:: Available data
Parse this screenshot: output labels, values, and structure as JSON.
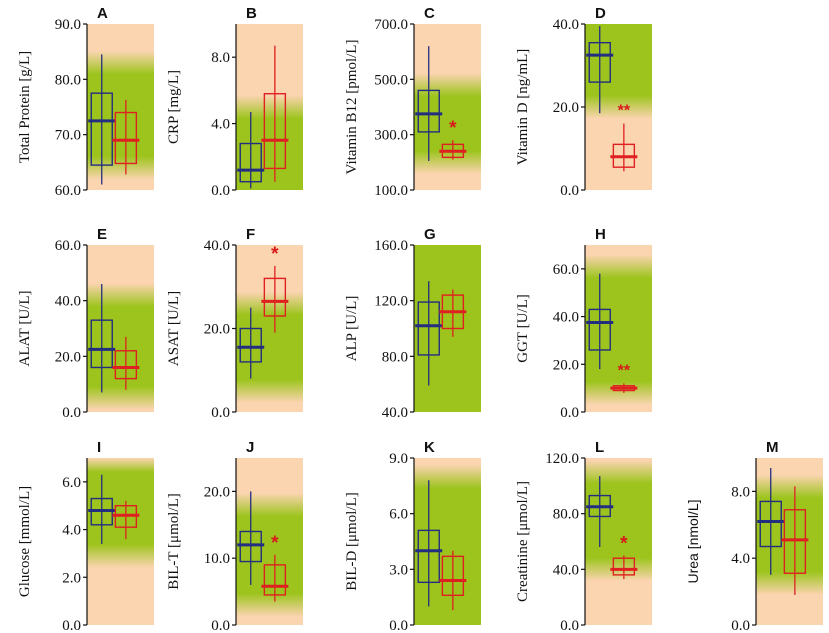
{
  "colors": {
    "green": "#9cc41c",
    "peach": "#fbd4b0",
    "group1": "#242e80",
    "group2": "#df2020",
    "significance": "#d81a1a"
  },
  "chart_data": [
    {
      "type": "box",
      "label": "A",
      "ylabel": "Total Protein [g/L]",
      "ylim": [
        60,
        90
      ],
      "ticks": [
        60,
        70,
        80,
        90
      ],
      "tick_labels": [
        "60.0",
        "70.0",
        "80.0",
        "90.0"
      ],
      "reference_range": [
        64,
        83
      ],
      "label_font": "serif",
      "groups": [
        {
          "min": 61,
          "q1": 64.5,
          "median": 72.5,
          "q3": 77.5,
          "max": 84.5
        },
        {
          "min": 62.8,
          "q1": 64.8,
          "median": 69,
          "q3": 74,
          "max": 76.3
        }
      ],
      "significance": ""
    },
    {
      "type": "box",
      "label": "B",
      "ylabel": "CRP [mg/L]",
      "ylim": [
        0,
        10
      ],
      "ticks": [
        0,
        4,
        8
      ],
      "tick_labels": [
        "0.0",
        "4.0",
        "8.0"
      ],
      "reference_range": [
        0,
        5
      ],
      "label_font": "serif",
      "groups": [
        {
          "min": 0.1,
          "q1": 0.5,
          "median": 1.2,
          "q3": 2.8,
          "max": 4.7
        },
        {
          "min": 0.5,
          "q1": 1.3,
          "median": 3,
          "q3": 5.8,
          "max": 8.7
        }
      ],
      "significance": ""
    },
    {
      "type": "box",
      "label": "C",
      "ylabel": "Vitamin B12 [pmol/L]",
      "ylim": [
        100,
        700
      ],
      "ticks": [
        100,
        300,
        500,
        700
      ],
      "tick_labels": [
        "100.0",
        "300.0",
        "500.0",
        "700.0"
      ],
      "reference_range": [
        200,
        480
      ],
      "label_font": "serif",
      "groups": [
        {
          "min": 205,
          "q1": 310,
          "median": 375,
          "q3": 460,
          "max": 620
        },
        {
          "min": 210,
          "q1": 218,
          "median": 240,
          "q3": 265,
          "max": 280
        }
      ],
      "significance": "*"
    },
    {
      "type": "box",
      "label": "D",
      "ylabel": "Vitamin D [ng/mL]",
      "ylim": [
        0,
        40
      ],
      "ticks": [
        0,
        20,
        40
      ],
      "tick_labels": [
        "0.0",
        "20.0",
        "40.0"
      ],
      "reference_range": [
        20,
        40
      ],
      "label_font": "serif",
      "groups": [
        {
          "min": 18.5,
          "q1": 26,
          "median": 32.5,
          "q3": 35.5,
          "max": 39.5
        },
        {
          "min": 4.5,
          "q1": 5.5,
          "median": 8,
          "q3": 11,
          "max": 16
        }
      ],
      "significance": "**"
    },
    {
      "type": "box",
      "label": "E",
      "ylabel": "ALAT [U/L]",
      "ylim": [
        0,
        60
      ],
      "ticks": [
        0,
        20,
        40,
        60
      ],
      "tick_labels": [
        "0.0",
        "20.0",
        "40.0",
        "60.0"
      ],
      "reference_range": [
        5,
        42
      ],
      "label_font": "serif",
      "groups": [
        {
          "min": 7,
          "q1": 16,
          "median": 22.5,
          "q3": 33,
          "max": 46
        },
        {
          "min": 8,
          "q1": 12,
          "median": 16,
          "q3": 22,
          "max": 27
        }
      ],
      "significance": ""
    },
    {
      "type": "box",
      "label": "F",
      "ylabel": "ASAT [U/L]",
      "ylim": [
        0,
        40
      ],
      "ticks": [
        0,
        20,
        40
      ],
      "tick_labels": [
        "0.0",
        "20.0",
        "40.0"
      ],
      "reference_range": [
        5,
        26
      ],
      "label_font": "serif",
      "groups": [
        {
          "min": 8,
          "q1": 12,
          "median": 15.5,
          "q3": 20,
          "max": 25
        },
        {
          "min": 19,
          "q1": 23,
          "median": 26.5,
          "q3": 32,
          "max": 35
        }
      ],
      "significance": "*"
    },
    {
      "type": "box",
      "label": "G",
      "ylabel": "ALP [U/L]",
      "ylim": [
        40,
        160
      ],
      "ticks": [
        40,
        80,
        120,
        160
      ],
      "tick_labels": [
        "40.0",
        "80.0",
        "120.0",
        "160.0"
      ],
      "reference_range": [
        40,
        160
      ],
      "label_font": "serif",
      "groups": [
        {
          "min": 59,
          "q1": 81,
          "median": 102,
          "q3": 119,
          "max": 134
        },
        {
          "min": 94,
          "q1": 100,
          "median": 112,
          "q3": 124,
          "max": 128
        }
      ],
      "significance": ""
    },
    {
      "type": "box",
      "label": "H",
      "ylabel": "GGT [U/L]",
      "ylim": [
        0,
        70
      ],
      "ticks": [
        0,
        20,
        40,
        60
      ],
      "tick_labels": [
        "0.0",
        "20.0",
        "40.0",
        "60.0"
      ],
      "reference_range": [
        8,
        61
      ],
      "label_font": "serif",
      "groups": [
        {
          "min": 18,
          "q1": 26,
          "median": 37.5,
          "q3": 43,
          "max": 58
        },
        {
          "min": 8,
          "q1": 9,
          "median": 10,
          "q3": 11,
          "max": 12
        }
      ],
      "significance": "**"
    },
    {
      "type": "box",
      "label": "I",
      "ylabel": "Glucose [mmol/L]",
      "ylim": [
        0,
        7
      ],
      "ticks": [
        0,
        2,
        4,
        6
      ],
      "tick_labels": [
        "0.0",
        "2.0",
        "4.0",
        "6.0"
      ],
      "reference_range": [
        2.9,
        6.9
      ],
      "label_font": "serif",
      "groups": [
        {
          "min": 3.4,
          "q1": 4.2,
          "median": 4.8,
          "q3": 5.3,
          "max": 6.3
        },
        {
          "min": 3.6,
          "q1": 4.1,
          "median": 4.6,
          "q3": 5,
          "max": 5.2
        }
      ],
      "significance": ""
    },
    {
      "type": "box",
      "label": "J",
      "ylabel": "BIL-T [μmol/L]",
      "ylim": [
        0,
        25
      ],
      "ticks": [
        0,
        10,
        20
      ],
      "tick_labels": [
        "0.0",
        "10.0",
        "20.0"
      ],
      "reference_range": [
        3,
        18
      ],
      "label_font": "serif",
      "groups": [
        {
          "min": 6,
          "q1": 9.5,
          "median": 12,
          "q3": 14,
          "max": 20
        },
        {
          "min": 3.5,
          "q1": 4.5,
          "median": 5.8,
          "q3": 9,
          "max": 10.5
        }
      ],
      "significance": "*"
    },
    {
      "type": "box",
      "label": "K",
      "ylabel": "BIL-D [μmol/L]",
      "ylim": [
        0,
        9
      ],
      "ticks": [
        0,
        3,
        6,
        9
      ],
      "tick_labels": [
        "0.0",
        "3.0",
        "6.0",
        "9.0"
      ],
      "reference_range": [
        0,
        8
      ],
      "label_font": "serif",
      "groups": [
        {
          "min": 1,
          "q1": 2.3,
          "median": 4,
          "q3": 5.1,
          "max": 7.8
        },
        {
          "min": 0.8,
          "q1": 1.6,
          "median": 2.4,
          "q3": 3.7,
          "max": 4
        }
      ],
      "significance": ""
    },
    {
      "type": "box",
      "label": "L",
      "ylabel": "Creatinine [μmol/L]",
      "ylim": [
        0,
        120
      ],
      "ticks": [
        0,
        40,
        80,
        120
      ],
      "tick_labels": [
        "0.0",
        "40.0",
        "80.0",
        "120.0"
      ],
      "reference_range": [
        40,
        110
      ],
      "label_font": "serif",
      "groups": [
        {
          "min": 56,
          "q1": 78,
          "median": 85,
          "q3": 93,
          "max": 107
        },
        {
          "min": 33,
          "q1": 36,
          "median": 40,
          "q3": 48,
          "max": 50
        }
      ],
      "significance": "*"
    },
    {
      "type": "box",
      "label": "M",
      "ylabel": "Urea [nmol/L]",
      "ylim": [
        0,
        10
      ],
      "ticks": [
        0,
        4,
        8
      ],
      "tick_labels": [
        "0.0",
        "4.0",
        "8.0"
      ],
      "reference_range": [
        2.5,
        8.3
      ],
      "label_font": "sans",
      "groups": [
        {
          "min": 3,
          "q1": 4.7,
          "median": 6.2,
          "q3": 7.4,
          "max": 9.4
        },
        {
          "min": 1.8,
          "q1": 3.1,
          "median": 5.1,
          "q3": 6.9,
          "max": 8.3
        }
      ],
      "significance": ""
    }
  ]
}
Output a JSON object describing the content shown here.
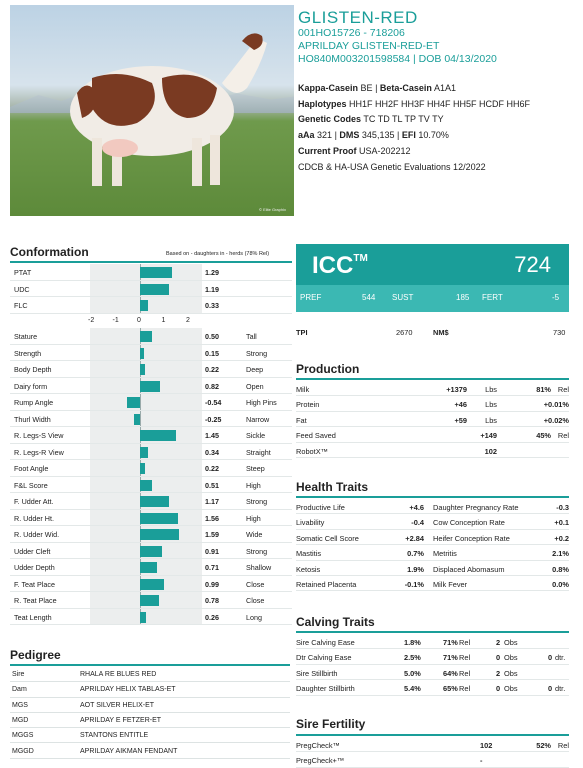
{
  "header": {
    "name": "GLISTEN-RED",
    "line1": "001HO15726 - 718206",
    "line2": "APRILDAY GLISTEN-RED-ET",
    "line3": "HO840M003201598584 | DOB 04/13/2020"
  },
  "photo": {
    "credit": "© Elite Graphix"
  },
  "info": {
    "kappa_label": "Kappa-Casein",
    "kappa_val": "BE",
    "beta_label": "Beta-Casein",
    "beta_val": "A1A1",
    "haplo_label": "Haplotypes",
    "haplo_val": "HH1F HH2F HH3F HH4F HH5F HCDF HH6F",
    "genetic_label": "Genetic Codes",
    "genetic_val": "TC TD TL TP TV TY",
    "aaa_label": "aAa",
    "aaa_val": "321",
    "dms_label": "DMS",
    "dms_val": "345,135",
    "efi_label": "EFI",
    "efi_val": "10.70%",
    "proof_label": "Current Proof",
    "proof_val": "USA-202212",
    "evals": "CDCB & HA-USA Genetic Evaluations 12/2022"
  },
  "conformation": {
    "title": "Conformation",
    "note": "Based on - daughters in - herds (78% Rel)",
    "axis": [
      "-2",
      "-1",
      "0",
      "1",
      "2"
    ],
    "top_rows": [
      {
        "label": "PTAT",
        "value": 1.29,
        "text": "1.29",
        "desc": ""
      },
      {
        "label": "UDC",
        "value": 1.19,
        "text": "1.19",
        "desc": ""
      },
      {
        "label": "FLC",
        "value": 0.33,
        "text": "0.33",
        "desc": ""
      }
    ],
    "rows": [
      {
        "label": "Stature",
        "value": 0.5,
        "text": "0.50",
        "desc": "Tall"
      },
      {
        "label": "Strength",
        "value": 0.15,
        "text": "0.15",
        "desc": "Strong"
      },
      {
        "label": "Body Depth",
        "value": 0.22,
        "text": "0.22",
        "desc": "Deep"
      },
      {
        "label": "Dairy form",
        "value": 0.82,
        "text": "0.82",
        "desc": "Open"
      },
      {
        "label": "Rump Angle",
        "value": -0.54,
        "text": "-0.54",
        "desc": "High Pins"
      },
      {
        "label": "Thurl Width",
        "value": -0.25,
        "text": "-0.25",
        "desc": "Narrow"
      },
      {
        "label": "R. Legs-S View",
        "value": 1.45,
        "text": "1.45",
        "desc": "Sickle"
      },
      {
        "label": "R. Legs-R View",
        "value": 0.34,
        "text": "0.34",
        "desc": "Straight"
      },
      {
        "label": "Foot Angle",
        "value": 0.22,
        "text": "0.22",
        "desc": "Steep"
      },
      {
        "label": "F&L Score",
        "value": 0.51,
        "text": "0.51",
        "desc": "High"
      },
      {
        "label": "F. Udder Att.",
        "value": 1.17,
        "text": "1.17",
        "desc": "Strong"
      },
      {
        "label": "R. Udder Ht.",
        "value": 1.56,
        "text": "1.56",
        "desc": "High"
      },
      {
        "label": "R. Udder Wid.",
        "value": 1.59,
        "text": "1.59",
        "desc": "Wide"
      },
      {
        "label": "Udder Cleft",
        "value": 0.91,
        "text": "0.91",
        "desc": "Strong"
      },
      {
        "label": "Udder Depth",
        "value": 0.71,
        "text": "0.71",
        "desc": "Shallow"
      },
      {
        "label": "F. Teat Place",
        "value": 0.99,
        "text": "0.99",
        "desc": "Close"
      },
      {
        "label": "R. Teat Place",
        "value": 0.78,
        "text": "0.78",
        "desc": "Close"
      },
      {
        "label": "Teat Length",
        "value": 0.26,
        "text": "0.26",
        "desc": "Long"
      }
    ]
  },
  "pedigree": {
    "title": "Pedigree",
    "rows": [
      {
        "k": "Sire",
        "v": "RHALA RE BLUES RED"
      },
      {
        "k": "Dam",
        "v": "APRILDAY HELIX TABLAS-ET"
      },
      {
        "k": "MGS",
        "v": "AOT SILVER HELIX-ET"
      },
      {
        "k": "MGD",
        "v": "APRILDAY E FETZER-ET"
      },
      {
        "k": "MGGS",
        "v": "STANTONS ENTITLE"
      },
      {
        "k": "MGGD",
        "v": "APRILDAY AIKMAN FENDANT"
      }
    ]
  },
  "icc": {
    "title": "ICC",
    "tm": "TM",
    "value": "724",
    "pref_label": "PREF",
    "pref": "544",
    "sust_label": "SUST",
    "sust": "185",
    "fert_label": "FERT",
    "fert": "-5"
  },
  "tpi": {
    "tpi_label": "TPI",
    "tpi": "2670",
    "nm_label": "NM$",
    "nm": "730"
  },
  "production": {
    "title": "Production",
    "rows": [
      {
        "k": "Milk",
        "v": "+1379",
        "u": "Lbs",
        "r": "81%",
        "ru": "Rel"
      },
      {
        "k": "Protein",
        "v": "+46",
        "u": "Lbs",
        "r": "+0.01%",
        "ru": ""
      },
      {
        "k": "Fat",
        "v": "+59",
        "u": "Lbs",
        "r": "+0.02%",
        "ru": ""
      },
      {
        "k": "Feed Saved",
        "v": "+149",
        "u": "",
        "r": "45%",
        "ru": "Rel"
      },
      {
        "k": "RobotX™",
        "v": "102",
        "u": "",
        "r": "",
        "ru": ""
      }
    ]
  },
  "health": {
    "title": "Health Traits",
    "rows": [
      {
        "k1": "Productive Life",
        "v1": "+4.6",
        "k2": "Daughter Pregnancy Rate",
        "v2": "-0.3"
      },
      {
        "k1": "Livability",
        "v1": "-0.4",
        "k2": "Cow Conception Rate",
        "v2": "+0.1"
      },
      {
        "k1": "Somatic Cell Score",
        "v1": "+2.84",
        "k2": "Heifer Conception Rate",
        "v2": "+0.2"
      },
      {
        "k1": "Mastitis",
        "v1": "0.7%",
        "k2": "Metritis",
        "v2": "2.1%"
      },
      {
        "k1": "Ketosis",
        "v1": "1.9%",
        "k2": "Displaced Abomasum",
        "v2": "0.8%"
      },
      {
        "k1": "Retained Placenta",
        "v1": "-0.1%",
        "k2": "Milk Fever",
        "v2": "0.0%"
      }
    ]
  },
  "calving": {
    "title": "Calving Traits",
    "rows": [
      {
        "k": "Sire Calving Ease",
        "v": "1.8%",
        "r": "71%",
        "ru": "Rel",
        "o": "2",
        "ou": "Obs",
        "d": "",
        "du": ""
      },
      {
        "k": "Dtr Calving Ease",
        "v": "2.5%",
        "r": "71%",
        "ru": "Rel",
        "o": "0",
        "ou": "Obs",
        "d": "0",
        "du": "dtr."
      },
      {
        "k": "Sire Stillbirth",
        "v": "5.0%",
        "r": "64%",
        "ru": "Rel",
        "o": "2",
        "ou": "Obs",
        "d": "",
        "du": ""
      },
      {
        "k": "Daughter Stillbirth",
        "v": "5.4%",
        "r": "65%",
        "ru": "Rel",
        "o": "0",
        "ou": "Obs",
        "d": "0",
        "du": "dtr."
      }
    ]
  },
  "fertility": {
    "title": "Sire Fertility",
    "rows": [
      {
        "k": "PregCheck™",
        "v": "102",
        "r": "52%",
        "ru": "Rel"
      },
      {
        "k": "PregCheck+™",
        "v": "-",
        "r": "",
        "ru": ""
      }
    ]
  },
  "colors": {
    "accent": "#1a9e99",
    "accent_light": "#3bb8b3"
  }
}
::::
→ **Required work**: How many lines in the data above contain the string "Udder"? Reply with only the number.

→ **Response to this exercise**: 5